Written problem: Write out the whole of the material exactly.

Material for the task:
##############################

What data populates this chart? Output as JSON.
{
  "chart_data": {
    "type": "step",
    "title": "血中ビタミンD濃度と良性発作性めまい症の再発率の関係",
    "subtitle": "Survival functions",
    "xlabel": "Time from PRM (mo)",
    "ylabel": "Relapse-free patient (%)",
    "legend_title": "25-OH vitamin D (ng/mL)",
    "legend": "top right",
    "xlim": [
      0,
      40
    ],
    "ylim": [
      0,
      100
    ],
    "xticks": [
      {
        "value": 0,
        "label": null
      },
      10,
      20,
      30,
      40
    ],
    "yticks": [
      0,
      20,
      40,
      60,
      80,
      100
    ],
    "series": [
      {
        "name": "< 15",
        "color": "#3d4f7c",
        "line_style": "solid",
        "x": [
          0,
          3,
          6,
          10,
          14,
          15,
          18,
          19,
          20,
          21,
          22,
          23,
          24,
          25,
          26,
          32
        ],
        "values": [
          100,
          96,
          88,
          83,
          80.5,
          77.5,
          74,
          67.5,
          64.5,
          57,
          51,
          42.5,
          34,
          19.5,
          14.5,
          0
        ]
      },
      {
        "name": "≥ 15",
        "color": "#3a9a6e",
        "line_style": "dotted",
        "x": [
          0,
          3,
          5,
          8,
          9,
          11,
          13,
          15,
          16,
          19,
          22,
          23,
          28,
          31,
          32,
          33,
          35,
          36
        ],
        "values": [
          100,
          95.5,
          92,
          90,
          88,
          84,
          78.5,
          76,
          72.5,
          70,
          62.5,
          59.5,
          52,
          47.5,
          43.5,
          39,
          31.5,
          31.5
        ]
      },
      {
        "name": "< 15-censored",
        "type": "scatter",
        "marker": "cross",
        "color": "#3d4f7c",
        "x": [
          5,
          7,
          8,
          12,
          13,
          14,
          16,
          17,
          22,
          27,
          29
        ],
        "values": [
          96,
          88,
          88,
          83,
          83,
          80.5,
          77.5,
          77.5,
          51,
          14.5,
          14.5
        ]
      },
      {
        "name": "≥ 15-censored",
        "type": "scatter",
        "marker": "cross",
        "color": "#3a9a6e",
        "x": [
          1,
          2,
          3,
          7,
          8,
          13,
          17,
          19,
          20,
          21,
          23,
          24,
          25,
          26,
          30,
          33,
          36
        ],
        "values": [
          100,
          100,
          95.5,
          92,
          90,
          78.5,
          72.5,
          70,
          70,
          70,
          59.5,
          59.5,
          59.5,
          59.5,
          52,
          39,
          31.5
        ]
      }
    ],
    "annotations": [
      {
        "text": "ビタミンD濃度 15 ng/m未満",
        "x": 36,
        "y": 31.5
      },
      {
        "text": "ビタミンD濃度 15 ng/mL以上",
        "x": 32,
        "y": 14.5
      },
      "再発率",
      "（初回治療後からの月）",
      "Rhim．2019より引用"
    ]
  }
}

##############################

Solved exercise:
What data populates this chart? Output as JSON.
{
  "chart_data": {
    "type": "step",
    "title": "血中ビタミンD濃度と良性発作性めまい症の再発率の関係",
    "subtitle": "Survival functions",
    "xlabel": "Time from PRM (mo)",
    "ylabel": "Relapse-free patient (%)",
    "legend_title": "25-OH vitamin D (ng/mL)",
    "legend": "top right",
    "xlim": [
      0,
      40
    ],
    "ylim": [
      0,
      100
    ],
    "xticks": [
      {
        "value": 0,
        "label": null
      },
      10,
      20,
      30,
      40
    ],
    "yticks": [
      0,
      20,
      40,
      60,
      80,
      100
    ],
    "series": [
      {
        "name": "< 15",
        "color": "#3d4f7c",
        "line_style": "solid",
        "x": [
          0,
          3,
          6,
          10,
          14,
          15,
          18,
          19,
          20,
          21,
          22,
          23,
          24,
          25,
          26,
          32
        ],
        "values": [
          100,
          96,
          88,
          83,
          80.5,
          77.5,
          74,
          67.5,
          64.5,
          57,
          51,
          42.5,
          34,
          19.5,
          14.5,
          0
        ]
      },
      {
        "name": "≥ 15",
        "color": "#3a9a6e",
        "line_style": "dotted",
        "x": [
          0,
          3,
          5,
          8,
          9,
          11,
          13,
          15,
          16,
          19,
          22,
          23,
          28,
          31,
          32,
          33,
          35,
          36
        ],
        "values": [
          100,
          95.5,
          92,
          90,
          88,
          84,
          78.5,
          76,
          72.5,
          70,
          62.5,
          59.5,
          52,
          47.5,
          43.5,
          39,
          31.5,
          31.5
        ]
      },
      {
        "name": "< 15-censored",
        "type": "scatter",
        "marker": "cross",
        "color": "#3d4f7c",
        "x": [
          5,
          7,
          8,
          12,
          13,
          14,
          16,
          17,
          22,
          27,
          29
        ],
        "values": [
          96,
          88,
          88,
          83,
          83,
          80.5,
          77.5,
          77.5,
          51,
          14.5,
          14.5
        ]
      },
      {
        "name": "≥ 15-censored",
        "type": "scatter",
        "marker": "cross",
        "color": "#3a9a6e",
        "x": [
          1,
          2,
          3,
          7,
          8,
          13,
          17,
          19,
          20,
          21,
          23,
          24,
          25,
          26,
          30,
          33,
          36
        ],
        "values": [
          100,
          100,
          95.5,
          92,
          90,
          78.5,
          72.5,
          70,
          70,
          70,
          59.5,
          59.5,
          59.5,
          59.5,
          52,
          39,
          31.5
        ]
      }
    ],
    "annotations": [
      {
        "text": "ビタミンD濃度 15 ng/m未満",
        "x": 36,
        "y": 31.5
      },
      {
        "text": "ビタミンD濃度 15 ng/mL以上",
        "x": 32,
        "y": 14.5
      },
      "再発率",
      "（初回治療後からの月）",
      "Rhim．2019より引用"
    ]
  }
}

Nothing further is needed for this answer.